| Instructions for the task |
Return every record below exactly as written, but leave out the pictures.

Figure content listings
◇ ◇ ◇ ◇ ◇ ◇ ◇

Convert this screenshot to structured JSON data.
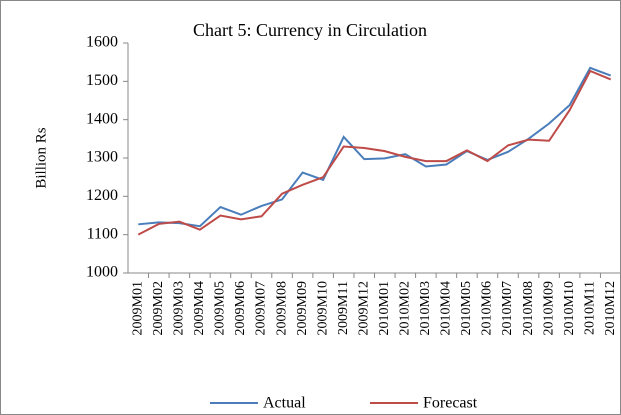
{
  "chart_data": {
    "type": "line",
    "title": "Chart 5: Currency in Circulation",
    "y_label": "Billion Rs",
    "categories": [
      "2009M01",
      "2009M02",
      "2009M03",
      "2009M04",
      "2009M05",
      "2009M06",
      "2009M07",
      "2009M08",
      "2009M09",
      "2009M10",
      "2009M11",
      "2009M12",
      "2010M01",
      "2010M02",
      "2010M03",
      "2010M04",
      "2010M05",
      "2010M06",
      "2010M07",
      "2010M08",
      "2010M09",
      "2010M10",
      "2010M11",
      "2010M12"
    ],
    "series": [
      {
        "name": "Actual",
        "color": "#4a7ebb",
        "values": [
          1127,
          1132,
          1130,
          1122,
          1172,
          1152,
          1175,
          1192,
          1262,
          1243,
          1355,
          1297,
          1299,
          1310,
          1278,
          1283,
          1318,
          1295,
          1316,
          1350,
          1390,
          1438,
          1535,
          1515
        ]
      },
      {
        "name": "Forecast",
        "color": "#be4b48",
        "values": [
          1100,
          1128,
          1134,
          1113,
          1150,
          1140,
          1148,
          1207,
          1230,
          1250,
          1330,
          1326,
          1318,
          1303,
          1292,
          1292,
          1320,
          1292,
          1333,
          1348,
          1345,
          1425,
          1527,
          1505
        ]
      }
    ],
    "ylim": [
      1000,
      1600
    ],
    "yticks": [
      1000,
      1100,
      1200,
      1300,
      1400,
      1500,
      1600
    ],
    "legend": "bottom"
  }
}
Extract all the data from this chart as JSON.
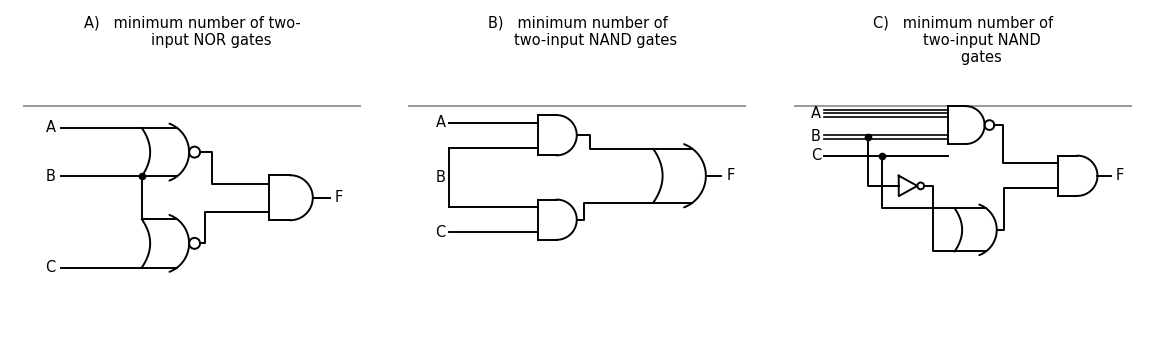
{
  "bg_color": "#ffffff",
  "line_color": "#000000",
  "border_color": "#888888",
  "lw": 1.4,
  "title_fontsize": 10.5,
  "label_fontsize": 10.5,
  "panels": [
    {
      "label": "A)",
      "title_lines": [
        "minimum number of two-",
        "input NOR gates"
      ]
    },
    {
      "label": "B)",
      "title_lines": [
        "minimum number of",
        "two-input NAND gates"
      ]
    },
    {
      "label": "C)",
      "title_lines": [
        "minimum number of",
        "two-input NAND",
        "gates"
      ]
    }
  ]
}
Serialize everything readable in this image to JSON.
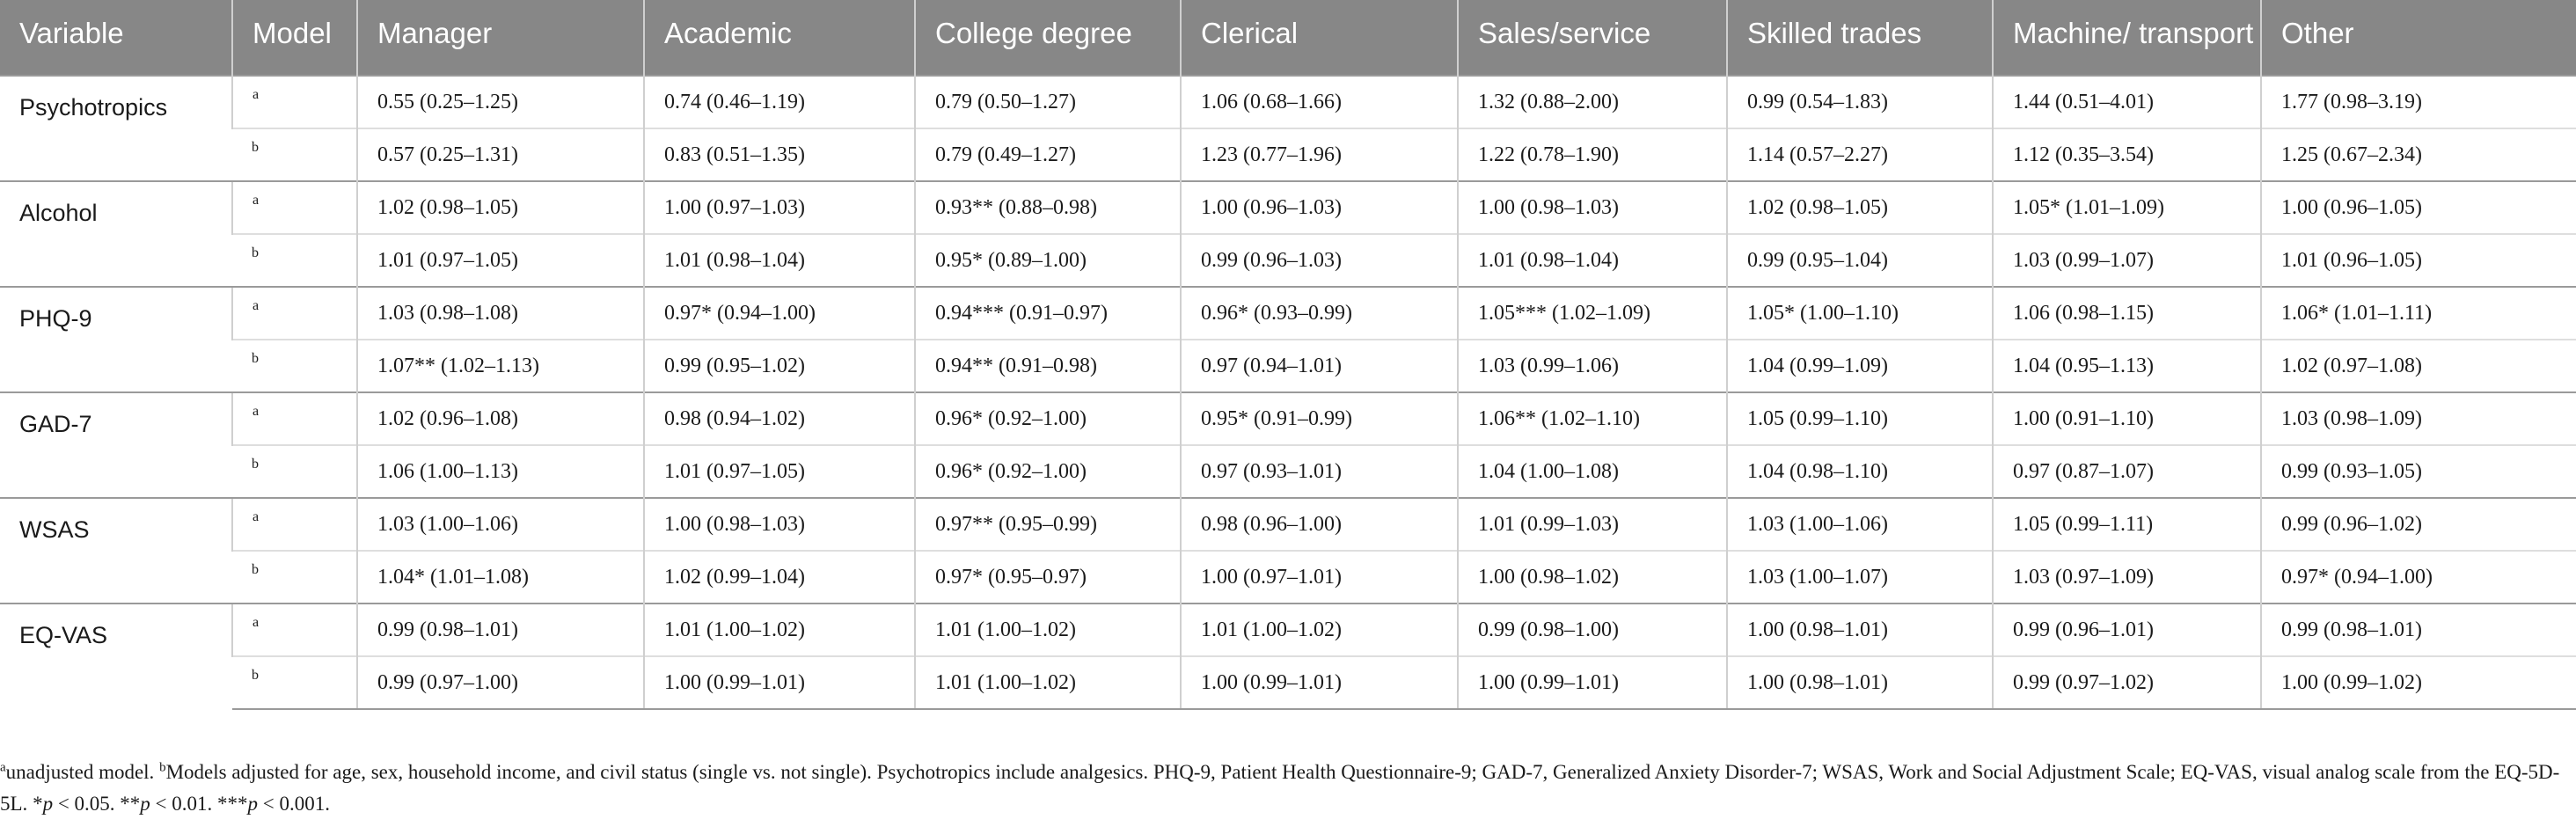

◇ ◇ ◇ ◇ ◇ ◇ ◇

| Reply |
Convert this screenshot to structured JSON data.
{
  "chart_data": {
    "type": "line",
    "title": "Chart 5: Currency in Circulation",
    "y_label": "Billion Rs",
    "categories": [
      "2009M01",
      "2009M02",
      "2009M03",
      "2009M04",
      "2009M05",
      "2009M06",
      "2009M07",
      "2009M08",
      "2009M09",
      "2009M10",
      "2009M11",
      "2009M12",
      "2010M01",
      "2010M02",
      "2010M03",
      "2010M04",
      "2010M05",
      "2010M06",
      "2010M07",
      "2010M08",
      "2010M09",
      "2010M10",
      "2010M11",
      "2010M12"
    ],
    "series": [
      {
        "name": "Actual",
        "color": "#4a7ebb",
        "values": [
          1127,
          1132,
          1130,
          1122,
          1172,
          1152,
          1175,
          1192,
          1262,
          1243,
          1355,
          1297,
          1299,
          1310,
          1278,
          1283,
          1318,
          1295,
          1316,
          1350,
          1390,
          1438,
          1535,
          1515
        ]
      },
      {
        "name": "Forecast",
        "color": "#be4b48",
        "values": [
          1100,
          1128,
          1134,
          1113,
          1150,
          1140,
          1148,
          1207,
          1230,
          1250,
          1330,
          1326,
          1318,
          1303,
          1292,
          1292,
          1320,
          1292,
          1333,
          1348,
          1345,
          1425,
          1527,
          1505
        ]
      }
    ],
    "ylim": [
      1000,
      1600
    ],
    "yticks": [
      1000,
      1100,
      1200,
      1300,
      1400,
      1500,
      1600
    ],
    "legend": "bottom"
  }
}
Extract all the data from this chart as JSON.
{
  "bg_color": "#ffffff",
  "line_color": "#000000",
  "border_color": "#888888",
  "lw": 1.4,
  "title_fontsize": 10.5,
  "label_fontsize": 10.5,
  "panels": [
    {
      "label": "A)",
      "title_lines": [
        "minimum number of two-",
        "input NOR gates"
      ]
    },
    {
      "label": "B)",
      "title_lines": [
        "minimum number of",
        "two-input NAND gates"
      ]
    },
    {
      "label": "C)",
      "title_lines": [
        "minimum number of",
        "two-input NAND",
        "gates"
      ]
    }
  ]
}
Serialize everything readable in this image to JSON.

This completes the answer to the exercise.